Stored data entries
>>>

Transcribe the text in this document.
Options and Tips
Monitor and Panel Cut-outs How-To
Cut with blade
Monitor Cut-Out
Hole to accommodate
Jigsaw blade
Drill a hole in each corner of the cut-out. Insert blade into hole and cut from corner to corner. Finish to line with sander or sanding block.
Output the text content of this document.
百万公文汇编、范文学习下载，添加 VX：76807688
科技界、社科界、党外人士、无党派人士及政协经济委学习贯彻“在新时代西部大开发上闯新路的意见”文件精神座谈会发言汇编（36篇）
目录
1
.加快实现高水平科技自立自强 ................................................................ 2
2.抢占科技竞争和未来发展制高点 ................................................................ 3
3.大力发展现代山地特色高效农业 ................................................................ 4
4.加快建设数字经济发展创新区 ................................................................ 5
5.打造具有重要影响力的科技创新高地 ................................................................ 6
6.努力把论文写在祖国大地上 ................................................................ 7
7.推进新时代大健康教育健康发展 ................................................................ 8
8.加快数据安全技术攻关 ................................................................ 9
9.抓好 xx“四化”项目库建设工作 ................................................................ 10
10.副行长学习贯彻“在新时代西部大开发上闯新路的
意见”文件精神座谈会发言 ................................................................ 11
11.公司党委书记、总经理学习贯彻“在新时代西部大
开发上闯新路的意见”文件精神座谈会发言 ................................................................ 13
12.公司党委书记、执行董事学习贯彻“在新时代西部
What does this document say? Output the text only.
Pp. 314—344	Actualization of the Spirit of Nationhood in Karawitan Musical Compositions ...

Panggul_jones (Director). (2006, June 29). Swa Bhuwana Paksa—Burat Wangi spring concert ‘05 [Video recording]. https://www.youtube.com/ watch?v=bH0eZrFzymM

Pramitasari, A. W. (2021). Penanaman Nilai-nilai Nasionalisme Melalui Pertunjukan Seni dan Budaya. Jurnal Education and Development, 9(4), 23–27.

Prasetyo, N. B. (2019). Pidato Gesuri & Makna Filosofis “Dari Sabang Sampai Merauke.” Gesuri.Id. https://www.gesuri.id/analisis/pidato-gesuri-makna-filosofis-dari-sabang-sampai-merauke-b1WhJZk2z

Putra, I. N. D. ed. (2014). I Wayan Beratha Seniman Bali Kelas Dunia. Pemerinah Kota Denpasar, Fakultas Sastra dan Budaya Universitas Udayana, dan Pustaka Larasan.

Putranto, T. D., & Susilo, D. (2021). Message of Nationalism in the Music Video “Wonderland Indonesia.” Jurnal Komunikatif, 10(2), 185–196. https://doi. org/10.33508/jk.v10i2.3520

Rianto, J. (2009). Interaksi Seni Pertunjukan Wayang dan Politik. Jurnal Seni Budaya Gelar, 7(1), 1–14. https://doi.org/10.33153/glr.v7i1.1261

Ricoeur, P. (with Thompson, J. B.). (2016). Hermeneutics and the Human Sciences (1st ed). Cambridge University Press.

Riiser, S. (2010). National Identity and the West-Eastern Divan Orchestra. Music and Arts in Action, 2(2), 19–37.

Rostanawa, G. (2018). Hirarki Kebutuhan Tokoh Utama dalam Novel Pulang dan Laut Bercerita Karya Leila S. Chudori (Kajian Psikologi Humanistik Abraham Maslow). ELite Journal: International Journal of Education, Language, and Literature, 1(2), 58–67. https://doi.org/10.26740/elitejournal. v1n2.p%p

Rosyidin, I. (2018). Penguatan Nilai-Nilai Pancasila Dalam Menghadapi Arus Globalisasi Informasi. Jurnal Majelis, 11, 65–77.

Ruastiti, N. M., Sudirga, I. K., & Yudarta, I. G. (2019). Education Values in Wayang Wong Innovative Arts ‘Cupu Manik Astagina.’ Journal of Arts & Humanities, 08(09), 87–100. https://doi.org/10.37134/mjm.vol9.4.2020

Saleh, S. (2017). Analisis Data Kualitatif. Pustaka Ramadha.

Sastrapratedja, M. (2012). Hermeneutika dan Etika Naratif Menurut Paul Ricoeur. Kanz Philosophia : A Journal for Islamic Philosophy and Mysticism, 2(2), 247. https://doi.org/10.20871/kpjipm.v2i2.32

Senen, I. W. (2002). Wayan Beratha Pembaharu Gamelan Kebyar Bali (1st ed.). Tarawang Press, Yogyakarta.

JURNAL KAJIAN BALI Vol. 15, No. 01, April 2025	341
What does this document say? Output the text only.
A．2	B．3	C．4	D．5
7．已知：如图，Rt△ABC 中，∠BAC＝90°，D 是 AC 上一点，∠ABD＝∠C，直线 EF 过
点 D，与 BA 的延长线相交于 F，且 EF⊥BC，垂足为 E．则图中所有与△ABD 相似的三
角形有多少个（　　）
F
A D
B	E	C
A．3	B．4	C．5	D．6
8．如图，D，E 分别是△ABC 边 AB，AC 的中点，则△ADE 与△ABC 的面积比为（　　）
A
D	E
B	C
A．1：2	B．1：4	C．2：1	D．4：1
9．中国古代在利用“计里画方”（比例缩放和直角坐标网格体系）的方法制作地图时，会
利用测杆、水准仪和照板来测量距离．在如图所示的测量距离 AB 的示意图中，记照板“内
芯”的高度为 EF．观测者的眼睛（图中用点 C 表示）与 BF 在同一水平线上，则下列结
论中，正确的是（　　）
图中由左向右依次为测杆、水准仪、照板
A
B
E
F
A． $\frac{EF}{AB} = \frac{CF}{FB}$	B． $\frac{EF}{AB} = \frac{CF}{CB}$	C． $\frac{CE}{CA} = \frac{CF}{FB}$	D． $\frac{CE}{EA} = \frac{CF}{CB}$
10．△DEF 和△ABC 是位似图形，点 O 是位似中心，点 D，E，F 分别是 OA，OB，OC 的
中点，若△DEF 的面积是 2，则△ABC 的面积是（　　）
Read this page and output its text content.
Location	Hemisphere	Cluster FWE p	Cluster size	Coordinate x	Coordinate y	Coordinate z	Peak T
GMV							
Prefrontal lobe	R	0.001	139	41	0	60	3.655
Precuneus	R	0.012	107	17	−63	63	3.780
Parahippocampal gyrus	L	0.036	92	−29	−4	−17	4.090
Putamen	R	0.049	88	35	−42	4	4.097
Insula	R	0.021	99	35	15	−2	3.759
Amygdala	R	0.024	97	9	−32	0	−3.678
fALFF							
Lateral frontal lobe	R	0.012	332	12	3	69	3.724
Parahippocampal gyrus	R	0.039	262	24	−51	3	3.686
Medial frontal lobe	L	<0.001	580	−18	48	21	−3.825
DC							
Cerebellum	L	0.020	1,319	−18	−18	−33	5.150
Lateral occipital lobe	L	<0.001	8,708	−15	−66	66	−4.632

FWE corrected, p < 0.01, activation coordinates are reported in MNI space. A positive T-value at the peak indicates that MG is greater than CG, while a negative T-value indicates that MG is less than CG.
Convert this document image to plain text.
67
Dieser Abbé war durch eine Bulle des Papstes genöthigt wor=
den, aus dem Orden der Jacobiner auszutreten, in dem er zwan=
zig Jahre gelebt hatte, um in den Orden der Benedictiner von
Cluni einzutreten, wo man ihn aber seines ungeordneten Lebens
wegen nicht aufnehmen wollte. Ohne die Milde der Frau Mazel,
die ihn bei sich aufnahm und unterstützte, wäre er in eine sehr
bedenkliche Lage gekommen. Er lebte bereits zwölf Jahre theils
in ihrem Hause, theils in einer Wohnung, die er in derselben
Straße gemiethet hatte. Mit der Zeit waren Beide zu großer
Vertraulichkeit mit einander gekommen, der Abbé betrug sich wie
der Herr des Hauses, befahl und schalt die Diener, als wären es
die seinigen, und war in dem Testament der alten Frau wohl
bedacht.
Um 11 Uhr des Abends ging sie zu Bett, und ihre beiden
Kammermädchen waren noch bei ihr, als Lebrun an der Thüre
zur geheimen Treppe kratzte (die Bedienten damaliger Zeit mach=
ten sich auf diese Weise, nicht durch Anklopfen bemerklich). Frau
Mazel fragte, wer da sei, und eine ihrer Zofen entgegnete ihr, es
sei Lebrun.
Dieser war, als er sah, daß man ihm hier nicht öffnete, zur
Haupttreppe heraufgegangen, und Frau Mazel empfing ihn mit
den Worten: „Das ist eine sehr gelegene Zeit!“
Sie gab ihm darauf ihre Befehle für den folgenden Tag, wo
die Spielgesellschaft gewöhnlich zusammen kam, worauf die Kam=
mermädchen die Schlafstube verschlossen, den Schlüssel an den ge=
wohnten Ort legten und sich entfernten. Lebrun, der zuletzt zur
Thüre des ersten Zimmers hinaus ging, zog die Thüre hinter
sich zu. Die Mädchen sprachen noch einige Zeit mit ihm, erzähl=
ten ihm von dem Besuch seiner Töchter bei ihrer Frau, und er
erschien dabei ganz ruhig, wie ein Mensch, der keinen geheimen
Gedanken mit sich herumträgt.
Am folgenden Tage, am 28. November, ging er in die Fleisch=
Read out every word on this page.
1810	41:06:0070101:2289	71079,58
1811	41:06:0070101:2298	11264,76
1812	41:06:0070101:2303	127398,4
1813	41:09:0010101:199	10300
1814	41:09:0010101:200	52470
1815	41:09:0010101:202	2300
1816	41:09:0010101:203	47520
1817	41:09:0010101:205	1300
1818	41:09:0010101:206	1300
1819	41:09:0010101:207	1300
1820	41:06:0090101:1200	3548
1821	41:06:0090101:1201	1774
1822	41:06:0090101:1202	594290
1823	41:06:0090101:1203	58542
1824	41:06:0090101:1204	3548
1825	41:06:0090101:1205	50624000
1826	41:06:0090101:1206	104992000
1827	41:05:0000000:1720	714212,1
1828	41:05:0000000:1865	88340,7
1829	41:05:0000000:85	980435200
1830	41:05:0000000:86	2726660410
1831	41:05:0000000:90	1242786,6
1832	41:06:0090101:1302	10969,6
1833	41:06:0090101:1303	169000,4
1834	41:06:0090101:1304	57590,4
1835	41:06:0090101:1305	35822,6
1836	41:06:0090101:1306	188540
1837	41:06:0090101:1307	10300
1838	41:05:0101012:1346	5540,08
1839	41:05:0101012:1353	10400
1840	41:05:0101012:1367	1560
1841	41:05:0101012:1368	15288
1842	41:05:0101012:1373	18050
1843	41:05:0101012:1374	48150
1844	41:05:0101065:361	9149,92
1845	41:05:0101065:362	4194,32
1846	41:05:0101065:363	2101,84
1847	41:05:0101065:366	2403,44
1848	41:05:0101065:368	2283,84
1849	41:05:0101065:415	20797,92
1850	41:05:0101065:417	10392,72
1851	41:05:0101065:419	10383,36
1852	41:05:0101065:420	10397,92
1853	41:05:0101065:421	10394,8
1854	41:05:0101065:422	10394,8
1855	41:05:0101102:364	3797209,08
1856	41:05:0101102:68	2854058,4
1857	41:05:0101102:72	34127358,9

<<<

Give the number of lines in the entries that hold the word "lobe", and nothing else.

4